[Task brief]: Copy out every line of the data exactly.

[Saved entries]

#####

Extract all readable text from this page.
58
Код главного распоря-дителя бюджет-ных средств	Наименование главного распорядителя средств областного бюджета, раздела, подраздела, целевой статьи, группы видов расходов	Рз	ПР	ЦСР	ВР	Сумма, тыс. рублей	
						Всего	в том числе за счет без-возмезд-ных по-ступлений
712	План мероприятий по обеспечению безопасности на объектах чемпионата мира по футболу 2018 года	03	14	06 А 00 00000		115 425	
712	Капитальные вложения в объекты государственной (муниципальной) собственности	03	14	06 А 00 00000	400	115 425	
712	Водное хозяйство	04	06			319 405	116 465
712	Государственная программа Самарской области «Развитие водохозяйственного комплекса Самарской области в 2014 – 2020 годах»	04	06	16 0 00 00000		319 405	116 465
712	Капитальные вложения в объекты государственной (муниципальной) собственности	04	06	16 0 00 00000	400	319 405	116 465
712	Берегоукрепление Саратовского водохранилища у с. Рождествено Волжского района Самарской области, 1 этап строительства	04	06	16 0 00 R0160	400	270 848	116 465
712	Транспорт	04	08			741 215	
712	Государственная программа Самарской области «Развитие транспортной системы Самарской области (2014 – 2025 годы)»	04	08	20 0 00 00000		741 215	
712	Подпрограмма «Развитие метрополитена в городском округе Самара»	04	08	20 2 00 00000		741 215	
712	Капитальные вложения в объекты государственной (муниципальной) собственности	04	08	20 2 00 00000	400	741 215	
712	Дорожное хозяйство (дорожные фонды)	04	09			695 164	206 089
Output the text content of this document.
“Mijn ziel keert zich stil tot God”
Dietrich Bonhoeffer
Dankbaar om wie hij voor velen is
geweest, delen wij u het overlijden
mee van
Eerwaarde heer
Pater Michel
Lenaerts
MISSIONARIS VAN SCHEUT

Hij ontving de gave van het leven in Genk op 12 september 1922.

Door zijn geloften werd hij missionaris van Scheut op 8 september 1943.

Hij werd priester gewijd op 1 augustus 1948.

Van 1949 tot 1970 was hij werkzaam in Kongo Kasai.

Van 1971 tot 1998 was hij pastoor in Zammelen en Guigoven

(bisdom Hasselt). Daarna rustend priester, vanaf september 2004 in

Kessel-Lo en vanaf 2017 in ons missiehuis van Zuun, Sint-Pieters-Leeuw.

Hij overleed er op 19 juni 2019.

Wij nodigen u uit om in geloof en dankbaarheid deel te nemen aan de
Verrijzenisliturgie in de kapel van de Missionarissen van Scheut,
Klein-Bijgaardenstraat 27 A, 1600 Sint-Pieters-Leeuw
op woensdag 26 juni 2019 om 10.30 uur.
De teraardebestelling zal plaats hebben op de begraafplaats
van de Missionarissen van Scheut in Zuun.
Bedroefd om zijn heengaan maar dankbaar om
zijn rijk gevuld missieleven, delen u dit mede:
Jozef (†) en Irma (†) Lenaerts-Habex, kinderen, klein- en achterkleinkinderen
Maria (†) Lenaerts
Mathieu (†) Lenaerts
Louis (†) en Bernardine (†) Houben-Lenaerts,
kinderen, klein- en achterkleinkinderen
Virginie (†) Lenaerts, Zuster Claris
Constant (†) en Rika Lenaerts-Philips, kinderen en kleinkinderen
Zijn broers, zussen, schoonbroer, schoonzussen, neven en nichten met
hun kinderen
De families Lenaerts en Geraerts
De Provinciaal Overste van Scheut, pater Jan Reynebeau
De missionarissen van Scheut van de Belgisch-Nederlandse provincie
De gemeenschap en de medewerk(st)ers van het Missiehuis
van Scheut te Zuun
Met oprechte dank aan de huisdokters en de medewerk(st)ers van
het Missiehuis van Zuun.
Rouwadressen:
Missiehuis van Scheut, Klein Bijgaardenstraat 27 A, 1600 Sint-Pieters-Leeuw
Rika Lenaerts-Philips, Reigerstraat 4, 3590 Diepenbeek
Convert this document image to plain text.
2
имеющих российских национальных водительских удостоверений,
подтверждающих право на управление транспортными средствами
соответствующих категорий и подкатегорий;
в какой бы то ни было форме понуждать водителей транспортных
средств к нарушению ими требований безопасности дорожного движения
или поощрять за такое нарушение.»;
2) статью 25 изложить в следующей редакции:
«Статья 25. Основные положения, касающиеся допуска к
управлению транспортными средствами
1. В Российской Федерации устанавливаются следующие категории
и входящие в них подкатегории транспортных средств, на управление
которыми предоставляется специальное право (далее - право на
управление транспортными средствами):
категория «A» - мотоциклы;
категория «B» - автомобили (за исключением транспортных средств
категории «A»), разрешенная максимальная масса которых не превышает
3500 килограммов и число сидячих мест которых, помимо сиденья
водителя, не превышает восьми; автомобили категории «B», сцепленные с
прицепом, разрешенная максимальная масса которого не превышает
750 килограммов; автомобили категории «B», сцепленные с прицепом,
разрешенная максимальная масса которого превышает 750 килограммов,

#####

[Response for this exercise]:
Extract all readable text from this page.
58
Код главного распоря-дителя бюджет-ных средств	Наименование главного распорядителя средств областного бюджета, раздела, подраздела, целевой статьи, группы видов расходов	Рз	ПР	ЦСР	ВР	Сумма, тыс. рублей	
						Всего	в том числе за счет без-возмезд-ных по-ступлений
712	План мероприятий по обеспечению безопасности на объектах чемпионата мира по футболу 2018 года	03	14	06 А 00 00000		115 425	
712	Капитальные вложения в объекты государственной (муниципальной) собственности	03	14	06 А 00 00000	400	115 425	
712	Водное хозяйство	04	06			319 405	116 465
712	Государственная программа Самарской области «Развитие водохозяйственного комплекса Самарской области в 2014 – 2020 годах»	04	06	16 0 00 00000		319 405	116 465
712	Капитальные вложения в объекты государственной (муниципальной) собственности	04	06	16 0 00 00000	400	319 405	116 465
712	Берегоукрепление Саратовского водохранилища у с. Рождествено Волжского района Самарской области, 1 этап строительства	04	06	16 0 00 R0160	400	270 848	116 465
712	Транспорт	04	08			741 215	
712	Государственная программа Самарской области «Развитие транспортной системы Самарской области (2014 – 2025 годы)»	04	08	20 0 00 00000		741 215	
712	Подпрограмма «Развитие метрополитена в городском округе Самара»	04	08	20 2 00 00000		741 215	
712	Капитальные вложения в объекты государственной (муниципальной) собственности	04	08	20 2 00 00000	400	741 215	
712	Дорожное хозяйство (дорожные фонды)	04	09			695 164	206 089
Output the text content of this document.
“Mijn ziel keert zich stil tot God”
Dietrich Bonhoeffer
Dankbaar om wie hij voor velen is
geweest, delen wij u het overlijden
mee van
Eerwaarde heer
Pater Michel
Lenaerts
MISSIONARIS VAN SCHEUT

Hij ontving de gave van het leven in Genk op 12 september 1922.

Door zijn geloften werd hij missionaris van Scheut op 8 september 1943.

Hij werd priester gewijd op 1 augustus 1948.

Van 1949 tot 1970 was hij werkzaam in Kongo Kasai.

Van 1971 tot 1998 was hij pastoor in Zammelen en Guigoven

(bisdom Hasselt). Daarna rustend priester, vanaf september 2004 in

Kessel-Lo en vanaf 2017 in ons missiehuis van Zuun, Sint-Pieters-Leeuw.

Hij overleed er op 19 juni 2019.

Wij nodigen u uit om in geloof en dankbaarheid deel te nemen aan de
Verrijzenisliturgie in de kapel van de Missionarissen van Scheut,
Klein-Bijgaardenstraat 27 A, 1600 Sint-Pieters-Leeuw
op woensdag 26 juni 2019 om 10.30 uur.
De teraardebestelling zal plaats hebben op de begraafplaats
van de Missionarissen van Scheut in Zuun.
Bedroefd om zijn heengaan maar dankbaar om
zijn rijk gevuld missieleven, delen u dit mede:
Jozef (†) en Irma (†) Lenaerts-Habex, kinderen, klein- en achterkleinkinderen
Maria (†) Lenaerts
Mathieu (†) Lenaerts
Louis (†) en Bernardine (†) Houben-Lenaerts,
kinderen, klein- en achterkleinkinderen
Virginie (†) Lenaerts, Zuster Claris
Constant (†) en Rika Lenaerts-Philips, kinderen en kleinkinderen
Zijn broers, zussen, schoonbroer, schoonzussen, neven en nichten met
hun kinderen
De families Lenaerts en Geraerts
De Provinciaal Overste van Scheut, pater Jan Reynebeau
De missionarissen van Scheut van de Belgisch-Nederlandse provincie
De gemeenschap en de medewerk(st)ers van het Missiehuis
van Scheut te Zuun
Met oprechte dank aan de huisdokters en de medewerk(st)ers van
het Missiehuis van Zuun.
Rouwadressen:
Missiehuis van Scheut, Klein Bijgaardenstraat 27 A, 1600 Sint-Pieters-Leeuw
Rika Lenaerts-Philips, Reigerstraat 4, 3590 Diepenbeek
Convert this document image to plain text.
2
имеющих российских национальных водительских удостоверений,
подтверждающих право на управление транспортными средствами
соответствующих категорий и подкатегорий;
в какой бы то ни было форме понуждать водителей транспортных
средств к нарушению ими требований безопасности дорожного движения
или поощрять за такое нарушение.»;
2) статью 25 изложить в следующей редакции:
«Статья 25. Основные положения, касающиеся допуска к
управлению транспортными средствами
1. В Российской Федерации устанавливаются следующие категории
и входящие в них подкатегории транспортных средств, на управление
которыми предоставляется специальное право (далее - право на
управление транспортными средствами):
категория «A» - мотоциклы;
категория «B» - автомобили (за исключением транспортных средств
категории «A»), разрешенная максимальная масса которых не превышает
3500 килограммов и число сидячих мест которых, помимо сиденья
водителя, не превышает восьми; автомобили категории «B», сцепленные с
прицепом, разрешенная максимальная масса которого не превышает
750 килограммов; автомобили категории «B», сцепленные с прицепом,
разрешенная максимальная масса которого превышает 750 килограммов,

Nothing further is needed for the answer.